■ **Entries provided**:
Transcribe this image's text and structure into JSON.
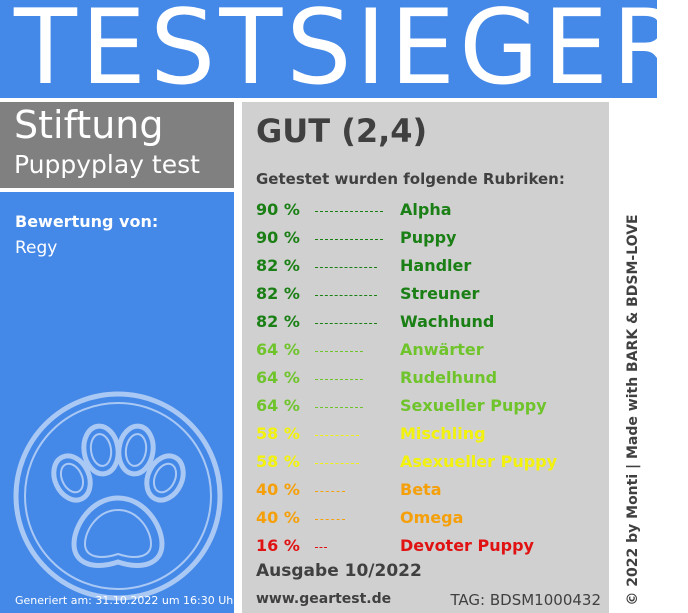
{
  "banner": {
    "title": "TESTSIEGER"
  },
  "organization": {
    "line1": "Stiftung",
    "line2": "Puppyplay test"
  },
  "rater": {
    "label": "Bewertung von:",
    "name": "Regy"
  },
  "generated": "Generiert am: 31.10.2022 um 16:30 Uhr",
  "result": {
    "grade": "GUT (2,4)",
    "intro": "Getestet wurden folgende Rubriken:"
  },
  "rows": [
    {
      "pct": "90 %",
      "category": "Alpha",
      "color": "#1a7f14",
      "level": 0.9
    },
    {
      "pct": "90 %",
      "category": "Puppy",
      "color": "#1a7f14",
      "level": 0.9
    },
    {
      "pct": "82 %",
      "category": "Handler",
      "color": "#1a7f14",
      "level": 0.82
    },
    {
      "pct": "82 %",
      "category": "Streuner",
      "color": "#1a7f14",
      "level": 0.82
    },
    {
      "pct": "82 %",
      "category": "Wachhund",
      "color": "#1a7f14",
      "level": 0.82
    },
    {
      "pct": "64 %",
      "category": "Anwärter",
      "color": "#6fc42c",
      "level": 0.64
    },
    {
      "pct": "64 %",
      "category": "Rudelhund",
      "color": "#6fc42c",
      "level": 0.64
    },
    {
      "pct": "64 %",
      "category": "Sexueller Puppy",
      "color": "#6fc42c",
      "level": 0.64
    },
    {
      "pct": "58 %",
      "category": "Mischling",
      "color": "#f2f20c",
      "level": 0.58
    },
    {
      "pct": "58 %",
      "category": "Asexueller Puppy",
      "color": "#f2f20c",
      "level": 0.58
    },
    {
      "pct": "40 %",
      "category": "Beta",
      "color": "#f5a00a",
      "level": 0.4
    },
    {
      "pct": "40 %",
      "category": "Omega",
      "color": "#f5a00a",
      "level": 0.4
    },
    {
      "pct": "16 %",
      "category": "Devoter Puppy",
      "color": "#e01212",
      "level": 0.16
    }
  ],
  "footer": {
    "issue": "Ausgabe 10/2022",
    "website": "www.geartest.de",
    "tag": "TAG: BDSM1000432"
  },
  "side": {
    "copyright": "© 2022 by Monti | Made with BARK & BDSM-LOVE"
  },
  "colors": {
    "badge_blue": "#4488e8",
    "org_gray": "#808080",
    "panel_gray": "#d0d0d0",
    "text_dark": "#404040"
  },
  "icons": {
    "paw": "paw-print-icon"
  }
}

■ **Given instruction**: Except for the pictures, copy the material above exactly.

■ **Written reply**:
Transcribe this image's text and structure into JSON.
{
  "banner": {
    "title": "TESTSIEGER"
  },
  "organization": {
    "line1": "Stiftung",
    "line2": "Puppyplay test"
  },
  "rater": {
    "label": "Bewertung von:",
    "name": "Regy"
  },
  "generated": "Generiert am: 31.10.2022 um 16:30 Uhr",
  "result": {
    "grade": "GUT (2,4)",
    "intro": "Getestet wurden folgende Rubriken:"
  },
  "rows": [
    {
      "pct": "90 %",
      "category": "Alpha",
      "color": "#1a7f14",
      "level": 0.9
    },
    {
      "pct": "90 %",
      "category": "Puppy",
      "color": "#1a7f14",
      "level": 0.9
    },
    {
      "pct": "82 %",
      "category": "Handler",
      "color": "#1a7f14",
      "level": 0.82
    },
    {
      "pct": "82 %",
      "category": "Streuner",
      "color": "#1a7f14",
      "level": 0.82
    },
    {
      "pct": "82 %",
      "category": "Wachhund",
      "color": "#1a7f14",
      "level": 0.82
    },
    {
      "pct": "64 %",
      "category": "Anwärter",
      "color": "#6fc42c",
      "level": 0.64
    },
    {
      "pct": "64 %",
      "category": "Rudelhund",
      "color": "#6fc42c",
      "level": 0.64
    },
    {
      "pct": "64 %",
      "category": "Sexueller Puppy",
      "color": "#6fc42c",
      "level": 0.64
    },
    {
      "pct": "58 %",
      "category": "Mischling",
      "color": "#f2f20c",
      "level": 0.58
    },
    {
      "pct": "58 %",
      "category": "Asexueller Puppy",
      "color": "#f2f20c",
      "level": 0.58
    },
    {
      "pct": "40 %",
      "category": "Beta",
      "color": "#f5a00a",
      "level": 0.4
    },
    {
      "pct": "40 %",
      "category": "Omega",
      "color": "#f5a00a",
      "level": 0.4
    },
    {
      "pct": "16 %",
      "category": "Devoter Puppy",
      "color": "#e01212",
      "level": 0.16
    }
  ],
  "footer": {
    "issue": "Ausgabe 10/2022",
    "website": "www.geartest.de",
    "tag": "TAG: BDSM1000432"
  },
  "side": {
    "copyright": "© 2022 by Monti | Made with BARK & BDSM-LOVE"
  },
  "colors": {
    "badge_blue": "#4488e8",
    "org_gray": "#808080",
    "panel_gray": "#d0d0d0",
    "text_dark": "#404040"
  },
  "icons": {
    "paw": "paw-print-icon"
  }
}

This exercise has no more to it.